- [Exercise directions] Your answer should be a single number: the count of lines that include "Drain".

- [Dataset extract]
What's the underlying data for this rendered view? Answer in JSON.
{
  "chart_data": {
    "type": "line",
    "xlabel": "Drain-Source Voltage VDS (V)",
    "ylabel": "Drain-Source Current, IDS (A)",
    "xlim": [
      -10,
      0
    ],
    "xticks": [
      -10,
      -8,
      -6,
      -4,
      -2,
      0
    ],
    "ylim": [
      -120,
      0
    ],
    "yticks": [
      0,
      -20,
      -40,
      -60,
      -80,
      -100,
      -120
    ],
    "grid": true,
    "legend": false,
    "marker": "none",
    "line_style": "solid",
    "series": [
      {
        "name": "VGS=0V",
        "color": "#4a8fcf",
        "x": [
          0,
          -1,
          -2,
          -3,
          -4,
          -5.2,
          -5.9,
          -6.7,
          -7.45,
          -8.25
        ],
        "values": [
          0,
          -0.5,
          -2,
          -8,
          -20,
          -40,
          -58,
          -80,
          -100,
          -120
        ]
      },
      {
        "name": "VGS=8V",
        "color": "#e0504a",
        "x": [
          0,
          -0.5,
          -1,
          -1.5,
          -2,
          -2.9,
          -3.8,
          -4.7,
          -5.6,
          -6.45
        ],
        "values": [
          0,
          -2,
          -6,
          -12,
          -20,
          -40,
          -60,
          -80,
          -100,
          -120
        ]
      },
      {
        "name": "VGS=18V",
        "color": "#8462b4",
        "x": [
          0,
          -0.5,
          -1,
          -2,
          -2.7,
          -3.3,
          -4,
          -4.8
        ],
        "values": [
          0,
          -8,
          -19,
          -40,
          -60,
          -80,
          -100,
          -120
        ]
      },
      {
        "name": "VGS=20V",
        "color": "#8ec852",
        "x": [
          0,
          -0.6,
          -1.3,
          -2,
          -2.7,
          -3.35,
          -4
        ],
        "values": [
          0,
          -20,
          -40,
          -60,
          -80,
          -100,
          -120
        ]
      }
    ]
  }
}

- [Written answer] 2